→ The exercise: Below are entries; copy exactly, and only, the lines from the one containing "Convert this screenshot" through their final line, leaving out pictures.

→ Data for this exercise:
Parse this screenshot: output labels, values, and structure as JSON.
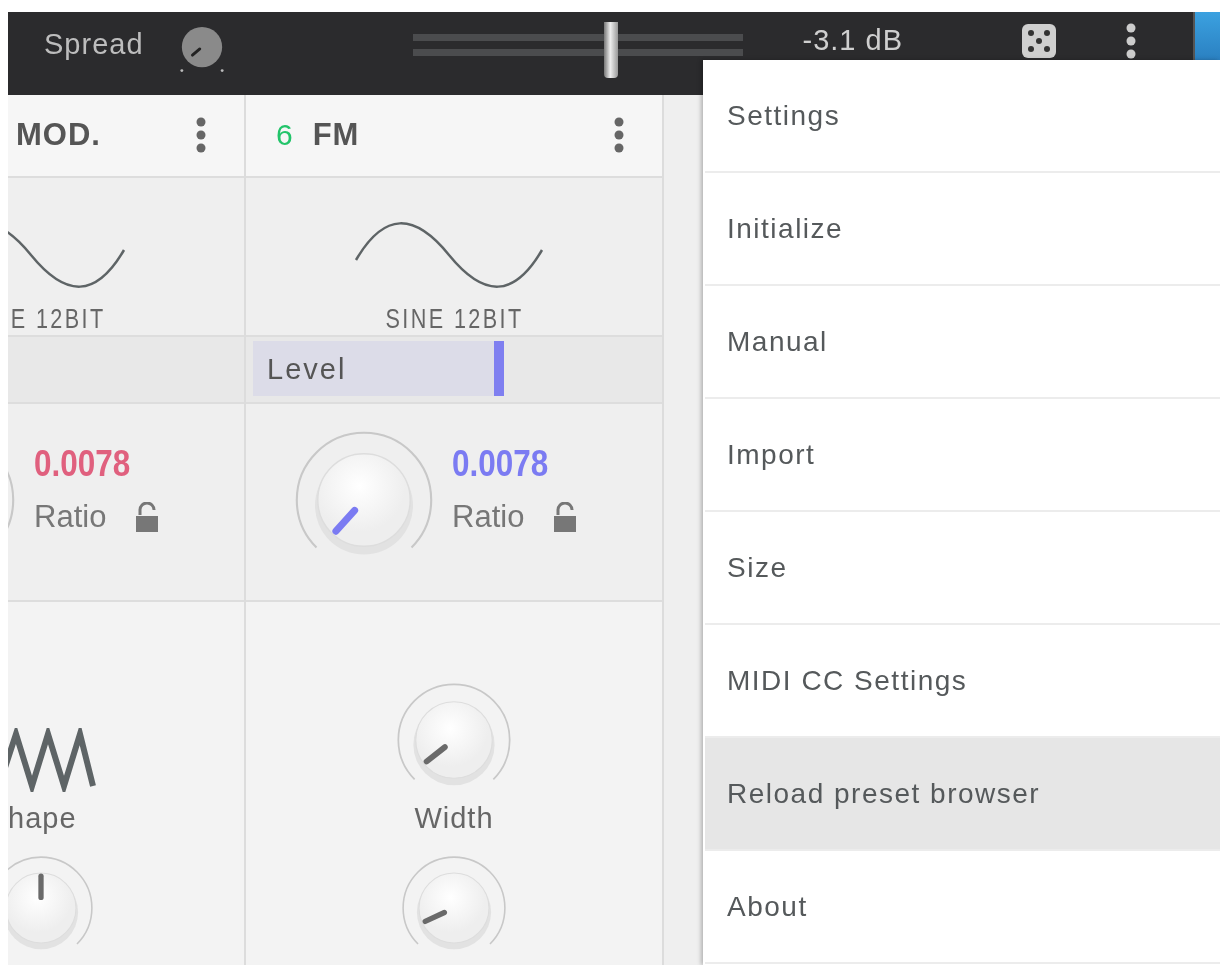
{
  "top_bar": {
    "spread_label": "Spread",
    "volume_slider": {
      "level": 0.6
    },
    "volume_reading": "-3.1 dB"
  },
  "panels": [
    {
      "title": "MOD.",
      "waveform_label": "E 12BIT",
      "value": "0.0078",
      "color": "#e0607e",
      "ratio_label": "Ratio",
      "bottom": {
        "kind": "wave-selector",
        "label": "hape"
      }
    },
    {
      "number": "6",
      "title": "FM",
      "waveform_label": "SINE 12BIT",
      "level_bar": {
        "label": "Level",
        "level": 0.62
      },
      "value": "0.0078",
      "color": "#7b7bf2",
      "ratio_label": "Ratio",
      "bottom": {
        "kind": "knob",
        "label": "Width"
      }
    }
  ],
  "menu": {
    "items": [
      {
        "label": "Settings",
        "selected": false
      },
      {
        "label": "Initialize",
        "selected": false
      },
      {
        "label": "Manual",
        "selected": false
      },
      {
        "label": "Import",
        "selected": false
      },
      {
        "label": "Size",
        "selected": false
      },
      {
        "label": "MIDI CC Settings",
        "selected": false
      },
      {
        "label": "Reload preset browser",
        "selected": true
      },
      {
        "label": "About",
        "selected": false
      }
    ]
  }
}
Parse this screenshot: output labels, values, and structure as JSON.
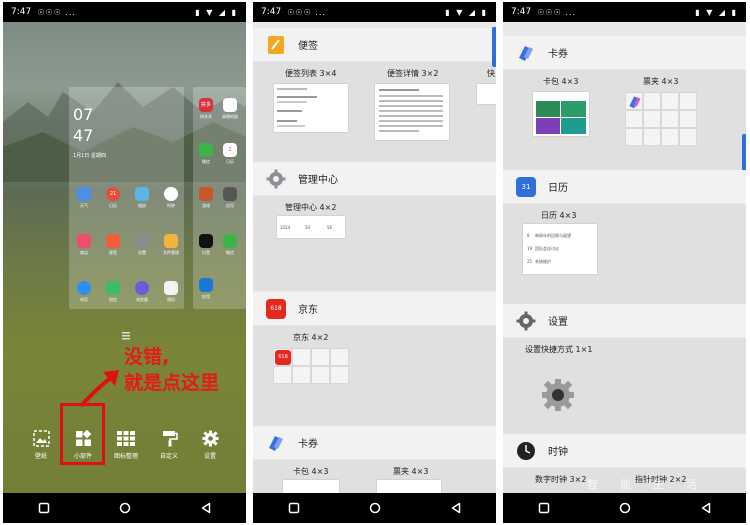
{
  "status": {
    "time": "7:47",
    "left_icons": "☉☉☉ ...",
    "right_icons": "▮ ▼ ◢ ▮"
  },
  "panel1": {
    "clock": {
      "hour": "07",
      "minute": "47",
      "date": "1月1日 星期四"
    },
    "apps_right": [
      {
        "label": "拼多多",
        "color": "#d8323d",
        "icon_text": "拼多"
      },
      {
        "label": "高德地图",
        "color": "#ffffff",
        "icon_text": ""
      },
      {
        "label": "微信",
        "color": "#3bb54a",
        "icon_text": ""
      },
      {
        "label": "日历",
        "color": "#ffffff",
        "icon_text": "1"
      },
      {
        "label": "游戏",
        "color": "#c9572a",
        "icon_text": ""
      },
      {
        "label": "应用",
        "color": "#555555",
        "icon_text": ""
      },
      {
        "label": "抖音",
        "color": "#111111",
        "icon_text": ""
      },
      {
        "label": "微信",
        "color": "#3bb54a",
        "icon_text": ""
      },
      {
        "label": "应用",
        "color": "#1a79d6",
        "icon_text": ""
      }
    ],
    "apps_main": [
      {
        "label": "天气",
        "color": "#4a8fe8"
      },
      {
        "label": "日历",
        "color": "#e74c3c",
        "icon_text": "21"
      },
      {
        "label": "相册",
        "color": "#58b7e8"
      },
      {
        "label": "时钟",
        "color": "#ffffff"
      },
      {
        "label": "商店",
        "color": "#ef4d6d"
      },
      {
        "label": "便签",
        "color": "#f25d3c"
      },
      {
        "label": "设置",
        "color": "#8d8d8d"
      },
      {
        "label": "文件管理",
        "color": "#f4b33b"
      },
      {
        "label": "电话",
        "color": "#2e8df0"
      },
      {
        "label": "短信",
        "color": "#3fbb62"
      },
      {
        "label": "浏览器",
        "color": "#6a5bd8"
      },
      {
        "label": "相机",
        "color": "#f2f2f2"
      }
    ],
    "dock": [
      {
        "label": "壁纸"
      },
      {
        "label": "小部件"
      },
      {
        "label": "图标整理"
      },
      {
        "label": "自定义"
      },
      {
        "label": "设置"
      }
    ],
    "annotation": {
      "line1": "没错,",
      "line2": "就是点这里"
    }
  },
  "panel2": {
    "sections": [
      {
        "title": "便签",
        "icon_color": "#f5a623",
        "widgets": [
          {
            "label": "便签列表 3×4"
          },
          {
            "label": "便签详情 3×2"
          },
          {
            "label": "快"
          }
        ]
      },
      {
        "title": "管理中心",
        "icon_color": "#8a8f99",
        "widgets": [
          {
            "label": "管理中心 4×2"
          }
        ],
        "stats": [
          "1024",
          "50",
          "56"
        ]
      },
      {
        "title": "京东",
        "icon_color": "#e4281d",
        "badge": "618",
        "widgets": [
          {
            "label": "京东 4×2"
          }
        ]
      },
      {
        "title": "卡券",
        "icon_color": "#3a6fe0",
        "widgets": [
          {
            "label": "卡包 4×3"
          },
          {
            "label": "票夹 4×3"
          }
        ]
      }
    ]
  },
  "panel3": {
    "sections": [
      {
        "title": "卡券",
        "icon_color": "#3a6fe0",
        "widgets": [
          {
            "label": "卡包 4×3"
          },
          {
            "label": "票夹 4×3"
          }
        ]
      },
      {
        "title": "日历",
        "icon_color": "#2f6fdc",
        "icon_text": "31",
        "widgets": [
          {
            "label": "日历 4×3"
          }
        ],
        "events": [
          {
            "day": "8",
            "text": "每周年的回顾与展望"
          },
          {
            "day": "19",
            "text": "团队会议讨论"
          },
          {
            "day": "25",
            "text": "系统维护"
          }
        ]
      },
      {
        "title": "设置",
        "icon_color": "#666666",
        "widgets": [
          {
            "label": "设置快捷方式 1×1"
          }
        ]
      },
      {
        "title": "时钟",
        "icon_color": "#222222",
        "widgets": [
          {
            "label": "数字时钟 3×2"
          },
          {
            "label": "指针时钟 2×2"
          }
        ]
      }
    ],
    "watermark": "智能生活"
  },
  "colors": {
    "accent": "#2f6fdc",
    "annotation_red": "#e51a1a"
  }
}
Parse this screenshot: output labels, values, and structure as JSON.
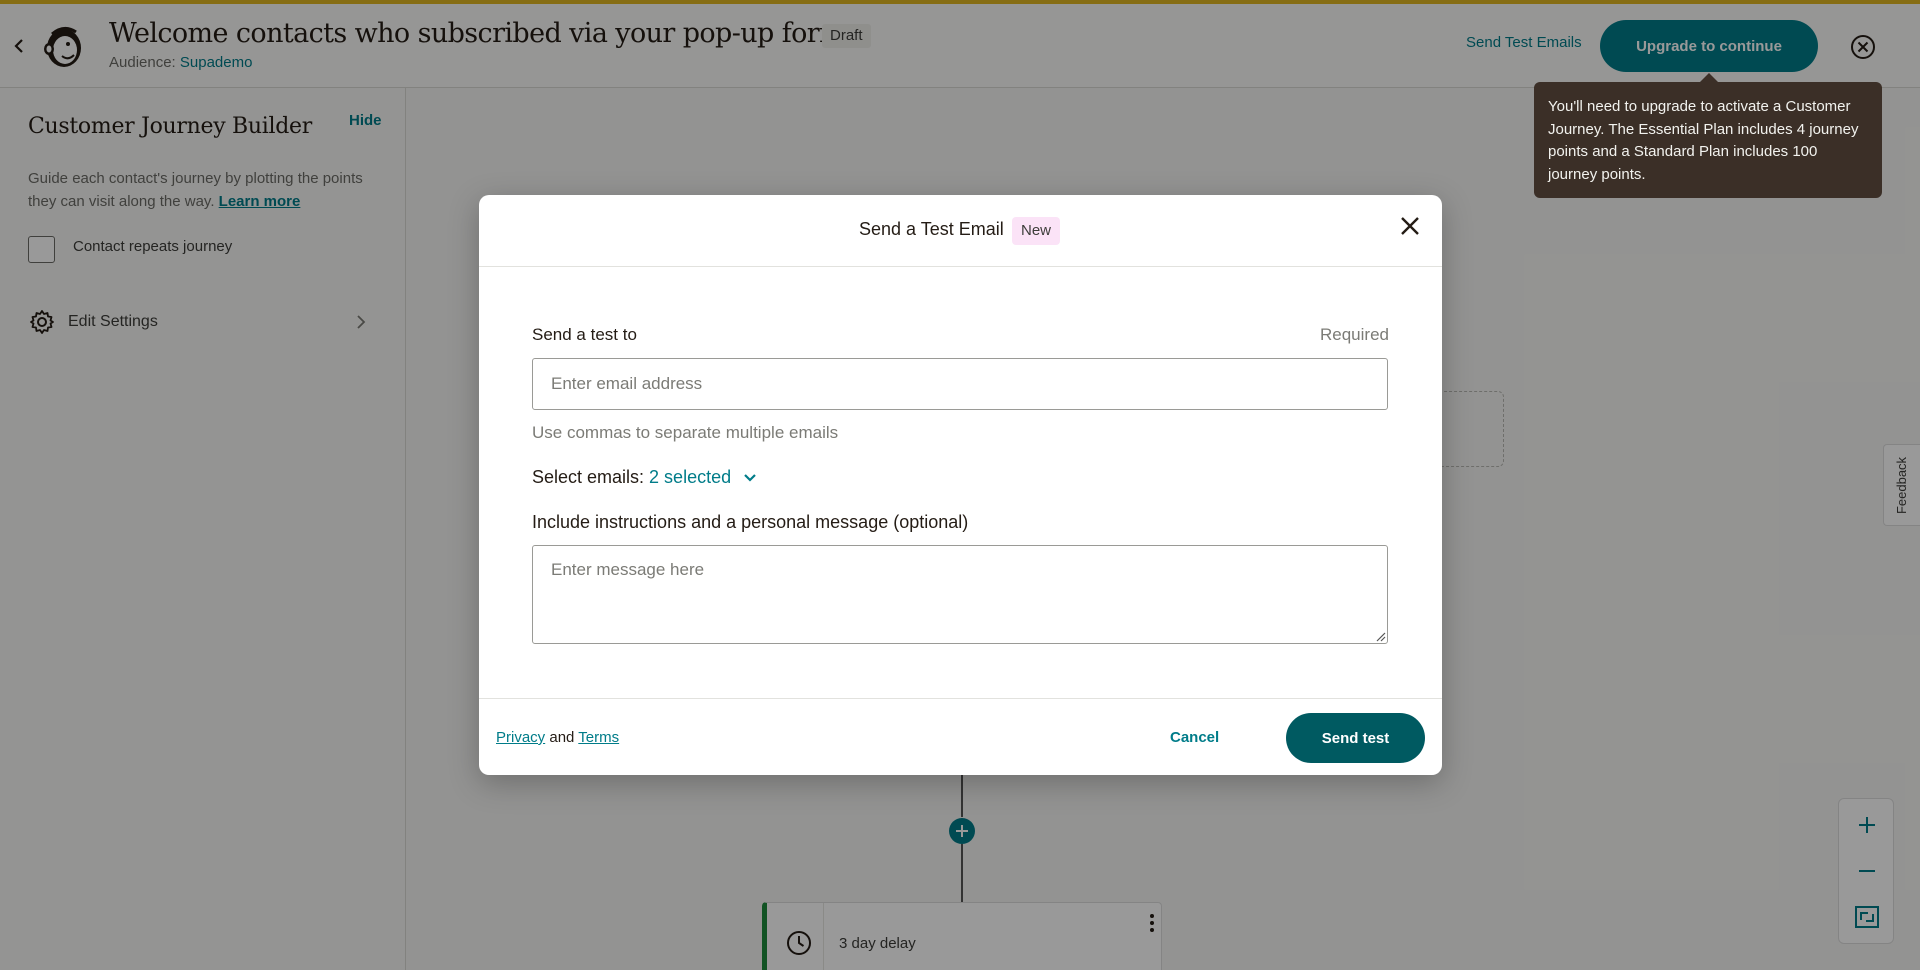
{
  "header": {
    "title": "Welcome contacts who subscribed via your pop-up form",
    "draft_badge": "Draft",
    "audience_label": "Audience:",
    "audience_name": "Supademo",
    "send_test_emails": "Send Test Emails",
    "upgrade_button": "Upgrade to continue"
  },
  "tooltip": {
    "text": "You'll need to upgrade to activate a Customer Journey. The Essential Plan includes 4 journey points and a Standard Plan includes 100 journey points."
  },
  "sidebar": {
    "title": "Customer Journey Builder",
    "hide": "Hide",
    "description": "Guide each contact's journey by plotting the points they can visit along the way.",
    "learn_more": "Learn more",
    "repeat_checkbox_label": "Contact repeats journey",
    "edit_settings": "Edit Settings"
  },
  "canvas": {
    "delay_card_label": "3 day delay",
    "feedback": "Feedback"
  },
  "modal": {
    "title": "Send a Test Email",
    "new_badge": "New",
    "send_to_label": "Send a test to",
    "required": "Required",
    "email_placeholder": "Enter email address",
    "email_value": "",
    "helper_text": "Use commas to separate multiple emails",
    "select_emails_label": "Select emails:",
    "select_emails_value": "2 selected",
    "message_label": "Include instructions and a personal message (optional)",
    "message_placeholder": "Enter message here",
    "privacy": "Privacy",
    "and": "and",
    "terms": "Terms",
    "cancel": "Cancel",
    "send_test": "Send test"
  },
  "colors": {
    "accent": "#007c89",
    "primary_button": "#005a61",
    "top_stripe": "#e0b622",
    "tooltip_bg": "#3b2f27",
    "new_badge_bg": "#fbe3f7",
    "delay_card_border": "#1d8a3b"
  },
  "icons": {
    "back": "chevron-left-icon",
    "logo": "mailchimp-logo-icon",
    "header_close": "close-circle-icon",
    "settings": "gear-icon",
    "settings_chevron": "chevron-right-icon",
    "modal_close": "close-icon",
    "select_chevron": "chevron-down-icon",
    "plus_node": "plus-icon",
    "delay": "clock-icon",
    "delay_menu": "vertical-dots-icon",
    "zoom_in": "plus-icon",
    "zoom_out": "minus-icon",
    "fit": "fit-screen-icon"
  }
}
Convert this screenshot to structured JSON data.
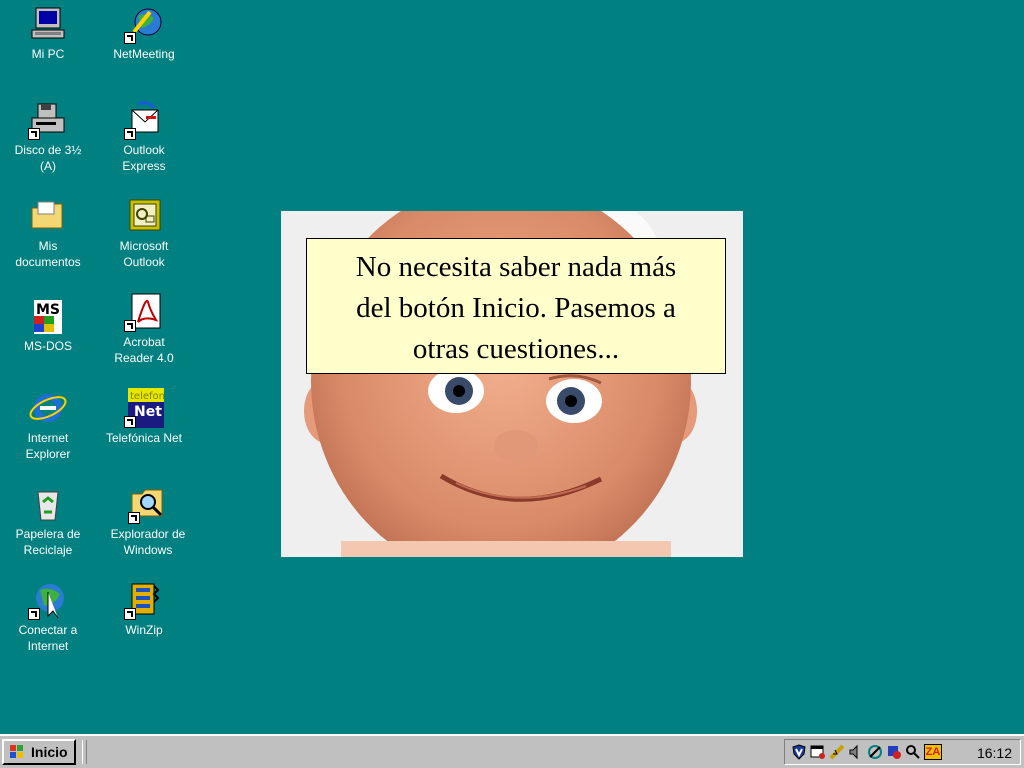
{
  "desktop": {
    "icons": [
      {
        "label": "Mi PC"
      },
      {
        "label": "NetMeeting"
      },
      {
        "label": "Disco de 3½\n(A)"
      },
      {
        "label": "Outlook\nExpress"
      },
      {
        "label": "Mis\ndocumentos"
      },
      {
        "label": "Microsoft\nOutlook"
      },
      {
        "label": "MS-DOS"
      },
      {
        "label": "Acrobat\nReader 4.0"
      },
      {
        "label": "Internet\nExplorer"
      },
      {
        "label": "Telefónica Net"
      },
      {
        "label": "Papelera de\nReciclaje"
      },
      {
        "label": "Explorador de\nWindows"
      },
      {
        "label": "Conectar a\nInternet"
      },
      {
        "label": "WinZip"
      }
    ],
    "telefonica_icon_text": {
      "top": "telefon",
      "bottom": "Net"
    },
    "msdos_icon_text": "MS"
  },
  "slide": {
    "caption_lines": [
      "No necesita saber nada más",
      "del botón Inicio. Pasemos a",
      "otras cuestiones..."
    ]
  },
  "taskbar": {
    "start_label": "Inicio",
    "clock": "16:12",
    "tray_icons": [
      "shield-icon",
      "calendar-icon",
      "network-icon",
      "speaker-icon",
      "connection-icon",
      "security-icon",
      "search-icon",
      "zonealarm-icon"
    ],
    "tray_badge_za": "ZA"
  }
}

→ Answer for this exercise:
Convert this screenshot to structured JSON data.
{
  "desktop": {
    "icons": [
      {
        "label": "Mi PC"
      },
      {
        "label": "NetMeeting"
      },
      {
        "label": "Disco de 3½\n(A)"
      },
      {
        "label": "Outlook\nExpress"
      },
      {
        "label": "Mis\ndocumentos"
      },
      {
        "label": "Microsoft\nOutlook"
      },
      {
        "label": "MS-DOS"
      },
      {
        "label": "Acrobat\nReader 4.0"
      },
      {
        "label": "Internet\nExplorer"
      },
      {
        "label": "Telefónica Net"
      },
      {
        "label": "Papelera de\nReciclaje"
      },
      {
        "label": "Explorador de\nWindows"
      },
      {
        "label": "Conectar a\nInternet"
      },
      {
        "label": "WinZip"
      }
    ],
    "telefonica_icon_text": {
      "top": "telefon",
      "bottom": "Net"
    },
    "msdos_icon_text": "MS"
  },
  "slide": {
    "caption_lines": [
      "No necesita saber nada más",
      "del botón Inicio. Pasemos a",
      "otras cuestiones..."
    ]
  },
  "taskbar": {
    "start_label": "Inicio",
    "clock": "16:12",
    "tray_icons": [
      "shield-icon",
      "calendar-icon",
      "network-icon",
      "speaker-icon",
      "connection-icon",
      "security-icon",
      "search-icon",
      "zonealarm-icon"
    ],
    "tray_badge_za": "ZA"
  }
}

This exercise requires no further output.